Data entries for graphics:
## begin

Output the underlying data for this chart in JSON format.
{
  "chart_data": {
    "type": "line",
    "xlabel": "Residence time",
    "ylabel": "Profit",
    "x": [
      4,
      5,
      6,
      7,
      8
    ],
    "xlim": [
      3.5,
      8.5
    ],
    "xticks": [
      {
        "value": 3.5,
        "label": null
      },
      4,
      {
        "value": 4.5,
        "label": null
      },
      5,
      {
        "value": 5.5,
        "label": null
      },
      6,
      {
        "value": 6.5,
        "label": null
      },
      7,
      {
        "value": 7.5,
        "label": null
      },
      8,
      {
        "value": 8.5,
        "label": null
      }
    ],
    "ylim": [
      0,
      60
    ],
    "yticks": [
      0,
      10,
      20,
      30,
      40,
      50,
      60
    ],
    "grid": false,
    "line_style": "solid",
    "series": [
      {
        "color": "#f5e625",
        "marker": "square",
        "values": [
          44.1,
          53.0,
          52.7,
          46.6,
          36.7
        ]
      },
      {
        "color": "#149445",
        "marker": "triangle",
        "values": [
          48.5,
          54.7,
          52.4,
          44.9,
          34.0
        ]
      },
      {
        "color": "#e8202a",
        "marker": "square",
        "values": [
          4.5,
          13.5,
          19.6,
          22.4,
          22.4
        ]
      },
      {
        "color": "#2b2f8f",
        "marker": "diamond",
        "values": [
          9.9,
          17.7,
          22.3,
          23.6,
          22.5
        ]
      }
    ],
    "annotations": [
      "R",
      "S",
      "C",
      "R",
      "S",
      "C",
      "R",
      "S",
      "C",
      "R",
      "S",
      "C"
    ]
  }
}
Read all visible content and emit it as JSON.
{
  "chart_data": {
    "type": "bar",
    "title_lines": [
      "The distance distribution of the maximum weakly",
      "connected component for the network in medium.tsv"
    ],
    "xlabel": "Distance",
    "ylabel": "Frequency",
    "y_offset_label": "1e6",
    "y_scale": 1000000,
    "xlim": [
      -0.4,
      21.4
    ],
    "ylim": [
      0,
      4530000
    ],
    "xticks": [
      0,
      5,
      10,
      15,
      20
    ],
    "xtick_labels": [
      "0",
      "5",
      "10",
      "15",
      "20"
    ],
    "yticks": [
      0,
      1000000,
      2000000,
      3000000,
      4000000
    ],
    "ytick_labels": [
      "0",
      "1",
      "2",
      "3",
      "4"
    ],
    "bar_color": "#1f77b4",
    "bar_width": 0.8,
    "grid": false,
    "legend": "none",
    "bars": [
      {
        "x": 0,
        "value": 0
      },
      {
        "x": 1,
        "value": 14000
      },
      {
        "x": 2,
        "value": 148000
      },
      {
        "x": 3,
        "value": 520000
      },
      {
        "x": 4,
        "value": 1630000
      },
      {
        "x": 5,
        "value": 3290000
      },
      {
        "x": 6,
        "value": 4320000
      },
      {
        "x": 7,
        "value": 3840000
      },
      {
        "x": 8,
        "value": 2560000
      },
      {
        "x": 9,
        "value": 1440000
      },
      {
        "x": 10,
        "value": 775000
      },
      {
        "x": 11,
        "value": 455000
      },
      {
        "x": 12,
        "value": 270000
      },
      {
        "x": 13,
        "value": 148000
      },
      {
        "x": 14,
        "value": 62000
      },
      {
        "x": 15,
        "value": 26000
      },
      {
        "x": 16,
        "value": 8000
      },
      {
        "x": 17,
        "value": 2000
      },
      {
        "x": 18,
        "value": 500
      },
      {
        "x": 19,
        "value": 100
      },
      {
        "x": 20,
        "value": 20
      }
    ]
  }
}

## end

- _Problem description_
All of the data needs to be printed once more, exactly.

- _Written reply_
Output the underlying data for this chart in JSON format.
{
  "chart_data": {
    "type": "line",
    "xlabel": "Residence time",
    "ylabel": "Profit",
    "x": [
      4,
      5,
      6,
      7,
      8
    ],
    "xlim": [
      3.5,
      8.5
    ],
    "xticks": [
      {
        "value": 3.5,
        "label": null
      },
      4,
      {
        "value": 4.5,
        "label": null
      },
      5,
      {
        "value": 5.5,
        "label": null
      },
      6,
      {
        "value": 6.5,
        "label": null
      },
      7,
      {
        "value": 7.5,
        "label": null
      },
      8,
      {
        "value": 8.5,
        "label": null
      }
    ],
    "ylim": [
      0,
      60
    ],
    "yticks": [
      0,
      10,
      20,
      30,
      40,
      50,
      60
    ],
    "grid": false,
    "line_style": "solid",
    "series": [
      {
        "color": "#f5e625",
        "marker": "square",
        "values": [
          44.1,
          53.0,
          52.7,
          46.6,
          36.7
        ]
      },
      {
        "color": "#149445",
        "marker": "triangle",
        "values": [
          48.5,
          54.7,
          52.4,
          44.9,
          34.0
        ]
      },
      {
        "color": "#e8202a",
        "marker": "square",
        "values": [
          4.5,
          13.5,
          19.6,
          22.4,
          22.4
        ]
      },
      {
        "color": "#2b2f8f",
        "marker": "diamond",
        "values": [
          9.9,
          17.7,
          22.3,
          23.6,
          22.5
        ]
      }
    ],
    "annotations": [
      "R",
      "S",
      "C",
      "R",
      "S",
      "C",
      "R",
      "S",
      "C",
      "R",
      "S",
      "C"
    ]
  }
}
Read all visible content and emit it as JSON.
{
  "chart_data": {
    "type": "bar",
    "title_lines": [
      "The distance distribution of the maximum weakly",
      "connected component for the network in medium.tsv"
    ],
    "xlabel": "Distance",
    "ylabel": "Frequency",
    "y_offset_label": "1e6",
    "y_scale": 1000000,
    "xlim": [
      -0.4,
      21.4
    ],
    "ylim": [
      0,
      4530000
    ],
    "xticks": [
      0,
      5,
      10,
      15,
      20
    ],
    "xtick_labels": [
      "0",
      "5",
      "10",
      "15",
      "20"
    ],
    "yticks": [
      0,
      1000000,
      2000000,
      3000000,
      4000000
    ],
    "ytick_labels": [
      "0",
      "1",
      "2",
      "3",
      "4"
    ],
    "bar_color": "#1f77b4",
    "bar_width": 0.8,
    "grid": false,
    "legend": "none",
    "bars": [
      {
        "x": 0,
        "value": 0
      },
      {
        "x": 1,
        "value": 14000
      },
      {
        "x": 2,
        "value": 148000
      },
      {
        "x": 3,
        "value": 520000
      },
      {
        "x": 4,
        "value": 1630000
      },
      {
        "x": 5,
        "value": 3290000
      },
      {
        "x": 6,
        "value": 4320000
      },
      {
        "x": 7,
        "value": 3840000
      },
      {
        "x": 8,
        "value": 2560000
      },
      {
        "x": 9,
        "value": 1440000
      },
      {
        "x": 10,
        "value": 775000
      },
      {
        "x": 11,
        "value": 455000
      },
      {
        "x": 12,
        "value": 270000
      },
      {
        "x": 13,
        "value": 148000
      },
      {
        "x": 14,
        "value": 62000
      },
      {
        "x": 15,
        "value": 26000
      },
      {
        "x": 16,
        "value": 8000
      },
      {
        "x": 17,
        "value": 2000
      },
      {
        "x": 18,
        "value": 500
      },
      {
        "x": 19,
        "value": 100
      },
      {
        "x": 20,
        "value": 20
      }
    ]
  }
}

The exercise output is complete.